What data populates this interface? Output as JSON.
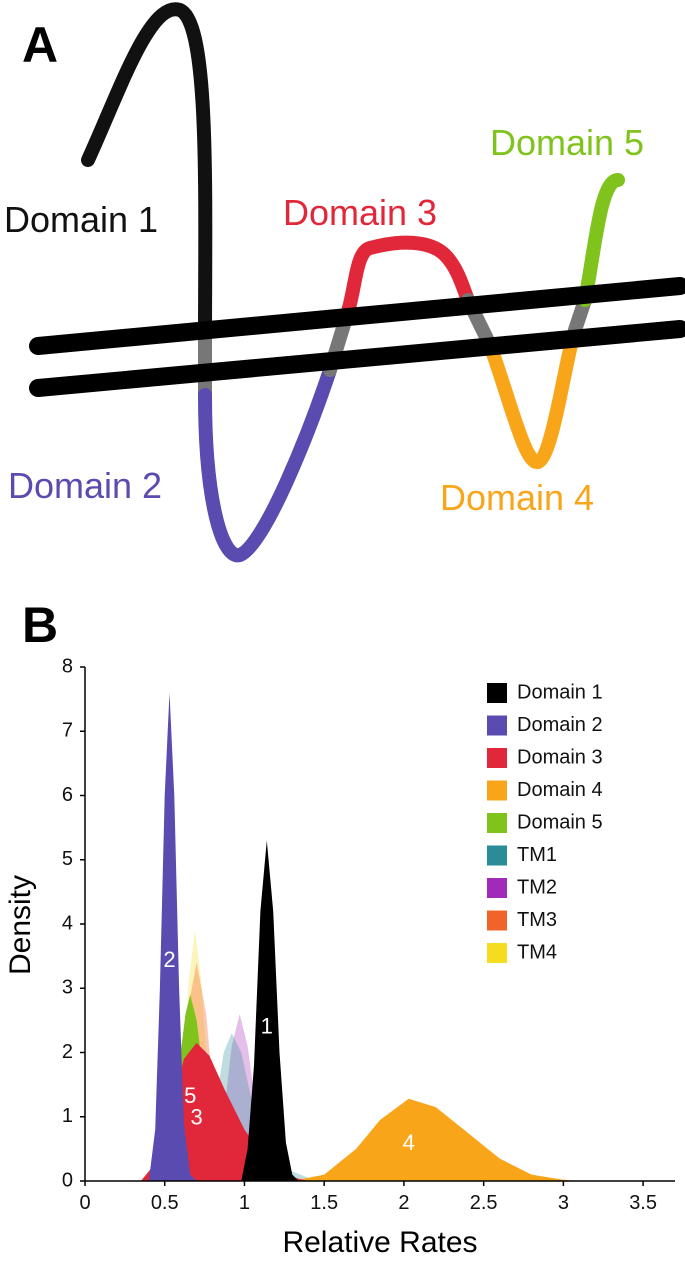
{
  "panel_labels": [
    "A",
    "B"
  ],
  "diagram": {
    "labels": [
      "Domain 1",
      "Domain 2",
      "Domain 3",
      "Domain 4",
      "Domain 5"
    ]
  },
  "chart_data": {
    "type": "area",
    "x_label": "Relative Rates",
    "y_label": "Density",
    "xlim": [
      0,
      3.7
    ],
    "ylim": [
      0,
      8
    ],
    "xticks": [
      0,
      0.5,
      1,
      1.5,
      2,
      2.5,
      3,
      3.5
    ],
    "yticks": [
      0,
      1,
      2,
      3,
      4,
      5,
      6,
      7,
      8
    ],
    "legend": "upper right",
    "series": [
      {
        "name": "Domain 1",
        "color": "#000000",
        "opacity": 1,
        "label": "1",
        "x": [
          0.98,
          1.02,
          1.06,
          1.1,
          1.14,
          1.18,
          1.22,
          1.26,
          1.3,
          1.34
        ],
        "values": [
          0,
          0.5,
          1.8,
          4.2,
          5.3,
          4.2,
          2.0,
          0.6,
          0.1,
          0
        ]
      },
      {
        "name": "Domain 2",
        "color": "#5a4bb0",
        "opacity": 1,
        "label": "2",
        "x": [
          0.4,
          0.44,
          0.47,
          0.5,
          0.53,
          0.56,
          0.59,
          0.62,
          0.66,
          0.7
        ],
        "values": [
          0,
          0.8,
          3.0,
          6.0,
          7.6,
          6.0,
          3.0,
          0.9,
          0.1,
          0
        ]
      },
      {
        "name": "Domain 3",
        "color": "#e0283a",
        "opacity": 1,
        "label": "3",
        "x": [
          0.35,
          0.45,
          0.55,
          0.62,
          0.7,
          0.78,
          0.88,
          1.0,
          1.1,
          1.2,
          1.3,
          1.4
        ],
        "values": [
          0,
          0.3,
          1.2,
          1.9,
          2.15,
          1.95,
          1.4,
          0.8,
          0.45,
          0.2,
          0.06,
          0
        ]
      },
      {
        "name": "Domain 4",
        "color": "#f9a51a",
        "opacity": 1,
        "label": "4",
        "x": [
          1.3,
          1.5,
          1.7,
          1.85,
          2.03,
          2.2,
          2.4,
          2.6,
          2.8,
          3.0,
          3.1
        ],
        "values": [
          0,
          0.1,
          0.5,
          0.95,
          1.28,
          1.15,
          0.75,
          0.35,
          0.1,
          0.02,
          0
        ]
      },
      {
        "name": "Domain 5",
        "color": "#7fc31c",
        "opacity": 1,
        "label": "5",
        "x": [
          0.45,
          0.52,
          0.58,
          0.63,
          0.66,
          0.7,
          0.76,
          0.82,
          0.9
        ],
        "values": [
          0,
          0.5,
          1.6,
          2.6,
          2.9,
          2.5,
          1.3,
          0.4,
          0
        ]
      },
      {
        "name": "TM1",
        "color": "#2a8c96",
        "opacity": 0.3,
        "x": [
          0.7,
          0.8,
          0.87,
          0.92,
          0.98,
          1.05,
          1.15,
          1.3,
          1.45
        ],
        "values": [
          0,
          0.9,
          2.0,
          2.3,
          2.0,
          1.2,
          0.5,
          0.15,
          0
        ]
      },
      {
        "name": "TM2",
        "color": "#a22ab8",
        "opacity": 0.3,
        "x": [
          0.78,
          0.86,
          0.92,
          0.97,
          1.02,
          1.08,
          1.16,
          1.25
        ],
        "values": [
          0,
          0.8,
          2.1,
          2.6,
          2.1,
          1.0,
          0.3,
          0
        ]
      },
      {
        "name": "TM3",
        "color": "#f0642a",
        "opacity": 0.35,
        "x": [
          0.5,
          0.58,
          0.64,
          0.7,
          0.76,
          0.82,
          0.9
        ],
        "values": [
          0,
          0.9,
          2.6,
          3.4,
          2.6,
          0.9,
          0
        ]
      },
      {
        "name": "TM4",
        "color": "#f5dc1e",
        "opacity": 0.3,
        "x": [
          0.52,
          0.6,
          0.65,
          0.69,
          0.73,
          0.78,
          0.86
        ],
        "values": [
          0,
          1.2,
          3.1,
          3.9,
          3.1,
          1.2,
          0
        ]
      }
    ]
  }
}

◆ ◆ ◆ ◆

### Exercise instructions:
Every record must be copied exactly, with the pictures left out.

### Response to the exercise:
What data populates this interface? Output as JSON.
{
  "panel_labels": [
    "A",
    "B"
  ],
  "diagram": {
    "labels": [
      "Domain 1",
      "Domain 2",
      "Domain 3",
      "Domain 4",
      "Domain 5"
    ]
  },
  "chart_data": {
    "type": "area",
    "x_label": "Relative Rates",
    "y_label": "Density",
    "xlim": [
      0,
      3.7
    ],
    "ylim": [
      0,
      8
    ],
    "xticks": [
      0,
      0.5,
      1,
      1.5,
      2,
      2.5,
      3,
      3.5
    ],
    "yticks": [
      0,
      1,
      2,
      3,
      4,
      5,
      6,
      7,
      8
    ],
    "legend": "upper right",
    "series": [
      {
        "name": "Domain 1",
        "color": "#000000",
        "opacity": 1,
        "label": "1",
        "x": [
          0.98,
          1.02,
          1.06,
          1.1,
          1.14,
          1.18,
          1.22,
          1.26,
          1.3,
          1.34
        ],
        "values": [
          0,
          0.5,
          1.8,
          4.2,
          5.3,
          4.2,
          2.0,
          0.6,
          0.1,
          0
        ]
      },
      {
        "name": "Domain 2",
        "color": "#5a4bb0",
        "opacity": 1,
        "label": "2",
        "x": [
          0.4,
          0.44,
          0.47,
          0.5,
          0.53,
          0.56,
          0.59,
          0.62,
          0.66,
          0.7
        ],
        "values": [
          0,
          0.8,
          3.0,
          6.0,
          7.6,
          6.0,
          3.0,
          0.9,
          0.1,
          0
        ]
      },
      {
        "name": "Domain 3",
        "color": "#e0283a",
        "opacity": 1,
        "label": "3",
        "x": [
          0.35,
          0.45,
          0.55,
          0.62,
          0.7,
          0.78,
          0.88,
          1.0,
          1.1,
          1.2,
          1.3,
          1.4
        ],
        "values": [
          0,
          0.3,
          1.2,
          1.9,
          2.15,
          1.95,
          1.4,
          0.8,
          0.45,
          0.2,
          0.06,
          0
        ]
      },
      {
        "name": "Domain 4",
        "color": "#f9a51a",
        "opacity": 1,
        "label": "4",
        "x": [
          1.3,
          1.5,
          1.7,
          1.85,
          2.03,
          2.2,
          2.4,
          2.6,
          2.8,
          3.0,
          3.1
        ],
        "values": [
          0,
          0.1,
          0.5,
          0.95,
          1.28,
          1.15,
          0.75,
          0.35,
          0.1,
          0.02,
          0
        ]
      },
      {
        "name": "Domain 5",
        "color": "#7fc31c",
        "opacity": 1,
        "label": "5",
        "x": [
          0.45,
          0.52,
          0.58,
          0.63,
          0.66,
          0.7,
          0.76,
          0.82,
          0.9
        ],
        "values": [
          0,
          0.5,
          1.6,
          2.6,
          2.9,
          2.5,
          1.3,
          0.4,
          0
        ]
      },
      {
        "name": "TM1",
        "color": "#2a8c96",
        "opacity": 0.3,
        "x": [
          0.7,
          0.8,
          0.87,
          0.92,
          0.98,
          1.05,
          1.15,
          1.3,
          1.45
        ],
        "values": [
          0,
          0.9,
          2.0,
          2.3,
          2.0,
          1.2,
          0.5,
          0.15,
          0
        ]
      },
      {
        "name": "TM2",
        "color": "#a22ab8",
        "opacity": 0.3,
        "x": [
          0.78,
          0.86,
          0.92,
          0.97,
          1.02,
          1.08,
          1.16,
          1.25
        ],
        "values": [
          0,
          0.8,
          2.1,
          2.6,
          2.1,
          1.0,
          0.3,
          0
        ]
      },
      {
        "name": "TM3",
        "color": "#f0642a",
        "opacity": 0.35,
        "x": [
          0.5,
          0.58,
          0.64,
          0.7,
          0.76,
          0.82,
          0.9
        ],
        "values": [
          0,
          0.9,
          2.6,
          3.4,
          2.6,
          0.9,
          0
        ]
      },
      {
        "name": "TM4",
        "color": "#f5dc1e",
        "opacity": 0.3,
        "x": [
          0.52,
          0.6,
          0.65,
          0.69,
          0.73,
          0.78,
          0.86
        ],
        "values": [
          0,
          1.2,
          3.1,
          3.9,
          3.1,
          1.2,
          0
        ]
      }
    ]
  }
}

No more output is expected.